>>>>

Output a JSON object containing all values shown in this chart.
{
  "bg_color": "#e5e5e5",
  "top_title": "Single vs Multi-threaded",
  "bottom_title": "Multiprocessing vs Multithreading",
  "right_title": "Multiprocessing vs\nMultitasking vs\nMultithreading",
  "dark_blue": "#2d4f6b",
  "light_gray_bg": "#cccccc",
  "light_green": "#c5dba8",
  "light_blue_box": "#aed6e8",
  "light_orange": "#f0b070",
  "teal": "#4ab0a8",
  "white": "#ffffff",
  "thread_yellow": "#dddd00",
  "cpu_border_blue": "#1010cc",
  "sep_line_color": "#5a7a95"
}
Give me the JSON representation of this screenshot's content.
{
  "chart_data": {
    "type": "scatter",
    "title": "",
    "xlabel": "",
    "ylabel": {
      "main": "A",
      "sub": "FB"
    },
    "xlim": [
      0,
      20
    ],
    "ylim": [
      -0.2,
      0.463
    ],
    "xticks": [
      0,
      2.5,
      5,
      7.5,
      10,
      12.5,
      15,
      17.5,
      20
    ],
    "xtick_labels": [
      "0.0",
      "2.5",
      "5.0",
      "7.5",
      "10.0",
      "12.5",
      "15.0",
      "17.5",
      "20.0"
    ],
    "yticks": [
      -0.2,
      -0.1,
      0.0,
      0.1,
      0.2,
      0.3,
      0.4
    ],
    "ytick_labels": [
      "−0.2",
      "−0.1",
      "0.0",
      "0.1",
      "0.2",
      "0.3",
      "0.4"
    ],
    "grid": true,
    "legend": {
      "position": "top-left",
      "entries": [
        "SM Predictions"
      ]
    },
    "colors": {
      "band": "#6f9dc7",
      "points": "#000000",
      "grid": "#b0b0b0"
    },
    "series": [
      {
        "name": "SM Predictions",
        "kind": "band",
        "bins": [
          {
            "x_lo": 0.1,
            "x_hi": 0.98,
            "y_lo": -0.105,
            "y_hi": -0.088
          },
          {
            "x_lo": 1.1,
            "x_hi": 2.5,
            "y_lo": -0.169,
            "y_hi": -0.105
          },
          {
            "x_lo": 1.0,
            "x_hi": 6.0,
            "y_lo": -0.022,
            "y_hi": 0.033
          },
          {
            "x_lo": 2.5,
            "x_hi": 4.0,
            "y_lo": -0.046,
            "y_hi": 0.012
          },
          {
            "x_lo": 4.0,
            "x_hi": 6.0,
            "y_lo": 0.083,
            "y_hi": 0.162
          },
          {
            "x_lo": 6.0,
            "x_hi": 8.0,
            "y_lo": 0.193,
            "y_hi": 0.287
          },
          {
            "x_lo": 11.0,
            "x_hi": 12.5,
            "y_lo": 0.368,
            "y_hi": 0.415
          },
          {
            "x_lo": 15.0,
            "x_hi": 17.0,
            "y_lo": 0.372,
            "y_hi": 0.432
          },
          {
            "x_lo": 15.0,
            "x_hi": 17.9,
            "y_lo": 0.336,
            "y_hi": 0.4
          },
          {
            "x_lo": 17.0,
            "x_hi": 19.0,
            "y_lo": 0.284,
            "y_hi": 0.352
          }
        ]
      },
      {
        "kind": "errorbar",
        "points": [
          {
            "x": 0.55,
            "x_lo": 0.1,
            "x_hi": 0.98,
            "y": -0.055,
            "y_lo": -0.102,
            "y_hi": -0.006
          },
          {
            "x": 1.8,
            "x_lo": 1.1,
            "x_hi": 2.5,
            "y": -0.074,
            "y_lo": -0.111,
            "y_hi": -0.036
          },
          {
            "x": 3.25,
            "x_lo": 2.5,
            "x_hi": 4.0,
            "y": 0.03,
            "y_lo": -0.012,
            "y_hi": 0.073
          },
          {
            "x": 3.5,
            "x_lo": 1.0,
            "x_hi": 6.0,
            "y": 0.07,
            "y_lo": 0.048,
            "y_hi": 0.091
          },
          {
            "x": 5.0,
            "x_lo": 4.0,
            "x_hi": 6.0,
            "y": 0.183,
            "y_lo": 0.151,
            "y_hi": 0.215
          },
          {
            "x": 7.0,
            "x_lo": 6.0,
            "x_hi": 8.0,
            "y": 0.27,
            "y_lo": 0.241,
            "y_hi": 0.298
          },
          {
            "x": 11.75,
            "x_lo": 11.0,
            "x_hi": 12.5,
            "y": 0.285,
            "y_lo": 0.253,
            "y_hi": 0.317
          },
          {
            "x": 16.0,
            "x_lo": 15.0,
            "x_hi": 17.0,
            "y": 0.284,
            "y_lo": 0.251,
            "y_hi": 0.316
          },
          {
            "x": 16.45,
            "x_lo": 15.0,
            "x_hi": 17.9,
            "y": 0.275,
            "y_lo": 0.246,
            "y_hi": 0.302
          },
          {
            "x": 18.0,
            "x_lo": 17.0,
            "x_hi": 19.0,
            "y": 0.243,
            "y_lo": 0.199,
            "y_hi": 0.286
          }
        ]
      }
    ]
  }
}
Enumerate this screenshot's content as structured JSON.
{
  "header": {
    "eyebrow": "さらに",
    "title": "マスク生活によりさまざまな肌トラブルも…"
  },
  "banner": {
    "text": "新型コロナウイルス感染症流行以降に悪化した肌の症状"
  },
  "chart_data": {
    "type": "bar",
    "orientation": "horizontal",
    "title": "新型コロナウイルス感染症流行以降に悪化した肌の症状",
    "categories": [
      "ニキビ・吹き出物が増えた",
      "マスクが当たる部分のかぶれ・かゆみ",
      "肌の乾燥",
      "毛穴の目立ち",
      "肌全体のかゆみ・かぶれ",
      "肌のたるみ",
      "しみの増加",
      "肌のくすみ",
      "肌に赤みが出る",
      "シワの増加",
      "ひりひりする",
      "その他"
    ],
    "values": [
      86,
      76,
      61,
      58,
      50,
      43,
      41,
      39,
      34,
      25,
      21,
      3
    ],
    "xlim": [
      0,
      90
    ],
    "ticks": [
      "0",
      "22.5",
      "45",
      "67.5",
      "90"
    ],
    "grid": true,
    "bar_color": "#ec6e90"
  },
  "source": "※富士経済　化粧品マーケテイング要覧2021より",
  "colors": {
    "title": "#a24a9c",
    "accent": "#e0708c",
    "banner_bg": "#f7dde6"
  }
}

<<<<

**TASK TO CARRY OUT**. Look over the listing above. Pick out and copy every line that includes "values".

**THE SOLUTION**.
Output a JSON object containing all values shown in this chart.
    "values": [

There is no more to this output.